--- START ---
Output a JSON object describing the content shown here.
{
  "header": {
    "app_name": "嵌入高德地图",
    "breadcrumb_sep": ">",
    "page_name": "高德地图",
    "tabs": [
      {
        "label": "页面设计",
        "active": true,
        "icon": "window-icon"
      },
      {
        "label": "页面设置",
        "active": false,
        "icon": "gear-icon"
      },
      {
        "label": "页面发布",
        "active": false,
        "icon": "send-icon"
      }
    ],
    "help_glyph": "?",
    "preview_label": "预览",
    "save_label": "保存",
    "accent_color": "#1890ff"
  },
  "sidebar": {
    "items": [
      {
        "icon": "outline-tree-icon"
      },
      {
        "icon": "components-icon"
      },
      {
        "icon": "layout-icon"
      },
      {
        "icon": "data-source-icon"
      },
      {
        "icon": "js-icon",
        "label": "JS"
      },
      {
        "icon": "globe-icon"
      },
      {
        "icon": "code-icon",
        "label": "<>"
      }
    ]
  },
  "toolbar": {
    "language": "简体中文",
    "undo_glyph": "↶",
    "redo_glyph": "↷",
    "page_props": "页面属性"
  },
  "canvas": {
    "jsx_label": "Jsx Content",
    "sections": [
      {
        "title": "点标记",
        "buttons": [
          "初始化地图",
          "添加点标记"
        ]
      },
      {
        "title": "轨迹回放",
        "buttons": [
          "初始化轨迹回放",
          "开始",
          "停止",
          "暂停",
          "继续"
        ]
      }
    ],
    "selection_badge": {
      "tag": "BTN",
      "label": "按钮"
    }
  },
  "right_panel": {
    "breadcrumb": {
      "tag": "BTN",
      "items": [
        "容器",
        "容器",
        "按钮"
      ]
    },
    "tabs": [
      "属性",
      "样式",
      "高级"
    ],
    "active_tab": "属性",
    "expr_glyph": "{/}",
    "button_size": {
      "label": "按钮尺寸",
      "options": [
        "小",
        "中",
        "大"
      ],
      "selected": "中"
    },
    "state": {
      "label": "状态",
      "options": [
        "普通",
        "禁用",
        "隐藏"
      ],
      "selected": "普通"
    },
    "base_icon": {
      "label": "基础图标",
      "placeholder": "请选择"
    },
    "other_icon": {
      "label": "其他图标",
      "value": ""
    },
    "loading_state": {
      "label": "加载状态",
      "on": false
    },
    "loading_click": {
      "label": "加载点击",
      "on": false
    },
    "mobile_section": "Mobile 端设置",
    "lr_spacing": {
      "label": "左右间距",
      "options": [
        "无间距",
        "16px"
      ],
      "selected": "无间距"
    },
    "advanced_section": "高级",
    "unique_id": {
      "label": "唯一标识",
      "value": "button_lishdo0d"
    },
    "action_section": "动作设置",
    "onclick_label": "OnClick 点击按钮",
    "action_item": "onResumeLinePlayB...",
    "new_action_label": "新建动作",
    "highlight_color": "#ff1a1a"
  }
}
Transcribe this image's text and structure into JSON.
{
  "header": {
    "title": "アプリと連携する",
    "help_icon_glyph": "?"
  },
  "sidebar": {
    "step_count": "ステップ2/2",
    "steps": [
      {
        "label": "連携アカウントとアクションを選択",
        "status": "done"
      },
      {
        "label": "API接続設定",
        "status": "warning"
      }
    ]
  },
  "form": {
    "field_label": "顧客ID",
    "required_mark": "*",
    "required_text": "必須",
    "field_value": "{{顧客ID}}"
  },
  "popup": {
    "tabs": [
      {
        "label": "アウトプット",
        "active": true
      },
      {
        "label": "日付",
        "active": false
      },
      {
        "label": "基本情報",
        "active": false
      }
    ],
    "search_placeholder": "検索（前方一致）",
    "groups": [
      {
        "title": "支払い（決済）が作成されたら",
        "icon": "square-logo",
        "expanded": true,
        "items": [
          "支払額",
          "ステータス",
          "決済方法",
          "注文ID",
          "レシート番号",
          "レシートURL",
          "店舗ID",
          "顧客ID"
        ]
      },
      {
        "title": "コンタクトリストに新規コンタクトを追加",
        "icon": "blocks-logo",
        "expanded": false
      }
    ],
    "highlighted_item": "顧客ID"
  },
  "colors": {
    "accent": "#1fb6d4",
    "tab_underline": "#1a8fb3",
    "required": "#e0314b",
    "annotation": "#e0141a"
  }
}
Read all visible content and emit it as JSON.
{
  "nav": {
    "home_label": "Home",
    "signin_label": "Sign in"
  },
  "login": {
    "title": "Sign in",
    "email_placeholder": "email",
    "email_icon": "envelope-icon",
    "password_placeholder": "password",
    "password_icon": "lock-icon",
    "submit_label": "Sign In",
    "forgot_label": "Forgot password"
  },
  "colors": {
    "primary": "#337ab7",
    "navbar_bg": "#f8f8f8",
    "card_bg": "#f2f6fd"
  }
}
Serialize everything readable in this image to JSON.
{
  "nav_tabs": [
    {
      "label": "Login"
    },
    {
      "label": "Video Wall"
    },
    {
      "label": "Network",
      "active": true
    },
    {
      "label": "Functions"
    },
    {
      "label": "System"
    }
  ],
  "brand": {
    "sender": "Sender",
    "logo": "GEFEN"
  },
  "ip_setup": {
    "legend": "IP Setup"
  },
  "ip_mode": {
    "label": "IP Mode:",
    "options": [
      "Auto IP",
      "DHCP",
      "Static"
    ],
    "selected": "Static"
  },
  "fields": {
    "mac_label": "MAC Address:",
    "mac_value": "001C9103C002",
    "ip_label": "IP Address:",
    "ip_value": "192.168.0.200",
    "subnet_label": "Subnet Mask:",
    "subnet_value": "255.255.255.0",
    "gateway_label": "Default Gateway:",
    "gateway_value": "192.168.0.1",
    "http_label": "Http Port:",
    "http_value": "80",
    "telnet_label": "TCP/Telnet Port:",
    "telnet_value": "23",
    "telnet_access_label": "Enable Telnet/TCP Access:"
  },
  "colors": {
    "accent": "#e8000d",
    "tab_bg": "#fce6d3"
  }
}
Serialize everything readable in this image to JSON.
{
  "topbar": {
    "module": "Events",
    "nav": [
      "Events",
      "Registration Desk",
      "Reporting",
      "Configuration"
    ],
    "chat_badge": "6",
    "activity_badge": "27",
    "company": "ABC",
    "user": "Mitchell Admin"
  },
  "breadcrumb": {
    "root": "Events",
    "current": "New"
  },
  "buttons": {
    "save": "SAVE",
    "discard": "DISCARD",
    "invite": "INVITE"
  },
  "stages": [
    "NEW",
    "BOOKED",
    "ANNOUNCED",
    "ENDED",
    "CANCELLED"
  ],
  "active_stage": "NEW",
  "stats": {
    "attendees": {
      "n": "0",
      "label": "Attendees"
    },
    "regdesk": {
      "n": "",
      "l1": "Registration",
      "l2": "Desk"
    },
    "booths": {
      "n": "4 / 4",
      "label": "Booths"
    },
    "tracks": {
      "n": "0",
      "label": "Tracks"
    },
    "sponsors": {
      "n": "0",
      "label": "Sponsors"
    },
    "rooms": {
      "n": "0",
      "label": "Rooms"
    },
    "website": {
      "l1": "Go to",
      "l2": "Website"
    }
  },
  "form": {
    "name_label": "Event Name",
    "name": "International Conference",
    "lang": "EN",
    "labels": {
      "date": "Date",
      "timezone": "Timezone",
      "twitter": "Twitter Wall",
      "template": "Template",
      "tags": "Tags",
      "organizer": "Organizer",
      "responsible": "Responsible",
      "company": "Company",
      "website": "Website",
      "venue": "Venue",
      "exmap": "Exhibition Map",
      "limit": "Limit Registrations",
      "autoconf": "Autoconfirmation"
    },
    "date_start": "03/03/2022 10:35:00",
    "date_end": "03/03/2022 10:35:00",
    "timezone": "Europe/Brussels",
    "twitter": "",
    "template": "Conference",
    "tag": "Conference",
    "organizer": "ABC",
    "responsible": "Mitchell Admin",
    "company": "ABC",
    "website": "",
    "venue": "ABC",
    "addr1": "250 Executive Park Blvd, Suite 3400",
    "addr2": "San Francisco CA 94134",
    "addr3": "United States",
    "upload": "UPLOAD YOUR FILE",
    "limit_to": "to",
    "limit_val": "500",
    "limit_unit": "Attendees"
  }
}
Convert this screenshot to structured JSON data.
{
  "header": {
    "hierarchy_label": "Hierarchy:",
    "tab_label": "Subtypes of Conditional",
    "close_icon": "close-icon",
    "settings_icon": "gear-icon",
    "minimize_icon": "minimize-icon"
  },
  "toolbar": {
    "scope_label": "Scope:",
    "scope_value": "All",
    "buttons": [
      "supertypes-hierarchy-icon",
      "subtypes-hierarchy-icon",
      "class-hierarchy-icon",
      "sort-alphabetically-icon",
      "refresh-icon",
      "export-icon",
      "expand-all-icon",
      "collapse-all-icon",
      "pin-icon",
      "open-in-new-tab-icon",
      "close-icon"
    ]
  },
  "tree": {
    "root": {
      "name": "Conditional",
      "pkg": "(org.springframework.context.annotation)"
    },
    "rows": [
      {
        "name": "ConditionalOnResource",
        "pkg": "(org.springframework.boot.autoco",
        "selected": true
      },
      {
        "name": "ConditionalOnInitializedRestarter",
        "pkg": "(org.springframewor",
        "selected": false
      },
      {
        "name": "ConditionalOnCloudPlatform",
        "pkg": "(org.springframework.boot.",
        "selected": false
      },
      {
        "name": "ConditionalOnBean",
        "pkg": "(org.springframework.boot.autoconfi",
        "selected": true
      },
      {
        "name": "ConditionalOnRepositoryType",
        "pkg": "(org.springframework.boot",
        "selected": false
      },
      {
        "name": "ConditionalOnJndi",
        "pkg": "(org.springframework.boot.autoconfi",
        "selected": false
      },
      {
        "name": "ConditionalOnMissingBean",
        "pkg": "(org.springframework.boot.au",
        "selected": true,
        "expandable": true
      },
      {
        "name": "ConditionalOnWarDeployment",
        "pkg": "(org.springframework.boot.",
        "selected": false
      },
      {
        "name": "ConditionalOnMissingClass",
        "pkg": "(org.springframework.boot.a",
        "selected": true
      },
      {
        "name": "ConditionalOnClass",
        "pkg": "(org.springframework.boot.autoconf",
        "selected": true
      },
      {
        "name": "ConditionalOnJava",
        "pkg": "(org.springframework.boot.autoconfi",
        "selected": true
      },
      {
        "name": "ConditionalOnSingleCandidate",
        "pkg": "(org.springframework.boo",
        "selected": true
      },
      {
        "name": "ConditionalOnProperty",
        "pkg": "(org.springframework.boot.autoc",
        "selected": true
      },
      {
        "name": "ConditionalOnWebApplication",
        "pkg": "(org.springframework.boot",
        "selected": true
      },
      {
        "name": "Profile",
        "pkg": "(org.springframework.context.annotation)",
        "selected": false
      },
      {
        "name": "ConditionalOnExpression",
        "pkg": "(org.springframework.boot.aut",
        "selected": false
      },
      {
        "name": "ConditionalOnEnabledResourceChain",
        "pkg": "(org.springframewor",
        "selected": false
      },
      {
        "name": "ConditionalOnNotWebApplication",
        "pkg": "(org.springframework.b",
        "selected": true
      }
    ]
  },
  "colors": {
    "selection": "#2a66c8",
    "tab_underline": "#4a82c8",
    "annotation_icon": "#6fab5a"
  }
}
--- END ---
- GOAL
Look through the records above and report how many lines hold the word "Address", giving only the number.

- RESULT BELOW
2